[Challenge]: Retype, exactly and with nothing added, the lines from the one showing "Extract the structured" through the final line of the material. Omit pictures.

(A run of records)

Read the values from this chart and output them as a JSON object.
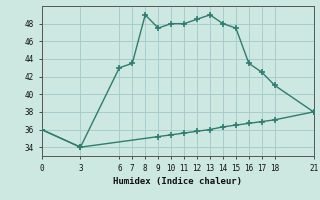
{
  "line1_x": [
    0,
    3,
    6,
    7,
    8,
    9,
    10,
    11,
    12,
    13,
    14,
    15,
    16,
    17,
    18,
    21
  ],
  "line1_y": [
    36,
    34,
    43,
    43.5,
    49,
    47.5,
    48,
    48,
    48.5,
    49,
    48,
    47.5,
    43.5,
    42.5,
    41,
    38
  ],
  "line2_x": [
    0,
    3,
    9,
    10,
    11,
    12,
    13,
    14,
    15,
    16,
    17,
    18,
    21
  ],
  "line2_y": [
    36,
    34,
    35.2,
    35.4,
    35.6,
    35.8,
    36.0,
    36.3,
    36.5,
    36.7,
    36.9,
    37.1,
    38
  ],
  "line_color": "#2e7d6e",
  "bg_color": "#cce8e0",
  "grid_color": "#a8cccc",
  "xlabel": "Humidex (Indice chaleur)",
  "xlim": [
    0,
    21
  ],
  "ylim": [
    33,
    50
  ],
  "xticks": [
    0,
    3,
    6,
    7,
    8,
    9,
    10,
    11,
    12,
    13,
    14,
    15,
    16,
    17,
    18,
    21
  ],
  "yticks": [
    34,
    36,
    38,
    40,
    42,
    44,
    46,
    48
  ],
  "linewidth": 1.0,
  "markersize": 4.0
}
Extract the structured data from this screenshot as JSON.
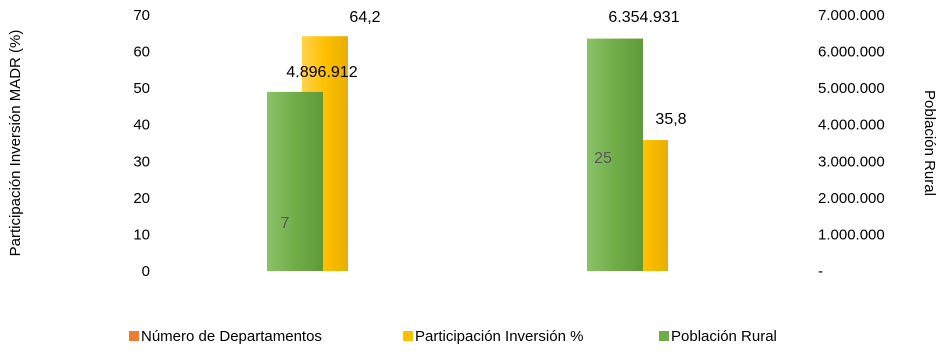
{
  "chart_data": {
    "type": "bar",
    "categories": [
      "",
      ""
    ],
    "y_left": {
      "label": "Participación Inversión MADR (%)",
      "ticks": [
        "0",
        "10",
        "20",
        "30",
        "40",
        "50",
        "60",
        "70"
      ],
      "range": [
        0,
        70
      ]
    },
    "y_right": {
      "label": "Población Rural",
      "ticks": [
        "-",
        "1.000.000",
        "2.000.000",
        "3.000.000",
        "4.000.000",
        "5.000.000",
        "6.000.000",
        "7.000.000"
      ],
      "range": [
        0,
        7000000
      ]
    },
    "series": [
      {
        "name": "Número de Departamentos",
        "axis": "left",
        "color": "#ED7D31",
        "values": [
          7,
          25
        ],
        "labels": [
          "7",
          "25"
        ]
      },
      {
        "name": "Participación Inversión %",
        "axis": "left",
        "color": "#FFC000",
        "values": [
          64.2,
          35.8
        ],
        "labels": [
          "64,2",
          "35,8"
        ]
      },
      {
        "name": "Población Rural",
        "axis": "right",
        "color": "#70AD47",
        "values": [
          4896912,
          6354931
        ],
        "labels": [
          "4.896.912",
          "6.354.931"
        ]
      }
    ],
    "legend_position": "bottom",
    "grid": false
  }
}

[Task answer]:
Extract the structured data from this screenshot as JSON.
{
  "chart_data": {
    "type": "bar",
    "categories": [
      "",
      ""
    ],
    "y_left": {
      "label": "Participación Inversión MADR (%)",
      "ticks": [
        "0",
        "10",
        "20",
        "30",
        "40",
        "50",
        "60",
        "70"
      ],
      "range": [
        0,
        70
      ]
    },
    "y_right": {
      "label": "Población Rural",
      "ticks": [
        "-",
        "1.000.000",
        "2.000.000",
        "3.000.000",
        "4.000.000",
        "5.000.000",
        "6.000.000",
        "7.000.000"
      ],
      "range": [
        0,
        7000000
      ]
    },
    "series": [
      {
        "name": "Número de Departamentos",
        "axis": "left",
        "color": "#ED7D31",
        "values": [
          7,
          25
        ],
        "labels": [
          "7",
          "25"
        ]
      },
      {
        "name": "Participación Inversión %",
        "axis": "left",
        "color": "#FFC000",
        "values": [
          64.2,
          35.8
        ],
        "labels": [
          "64,2",
          "35,8"
        ]
      },
      {
        "name": "Población Rural",
        "axis": "right",
        "color": "#70AD47",
        "values": [
          4896912,
          6354931
        ],
        "labels": [
          "4.896.912",
          "6.354.931"
        ]
      }
    ],
    "legend_position": "bottom",
    "grid": false
  }
}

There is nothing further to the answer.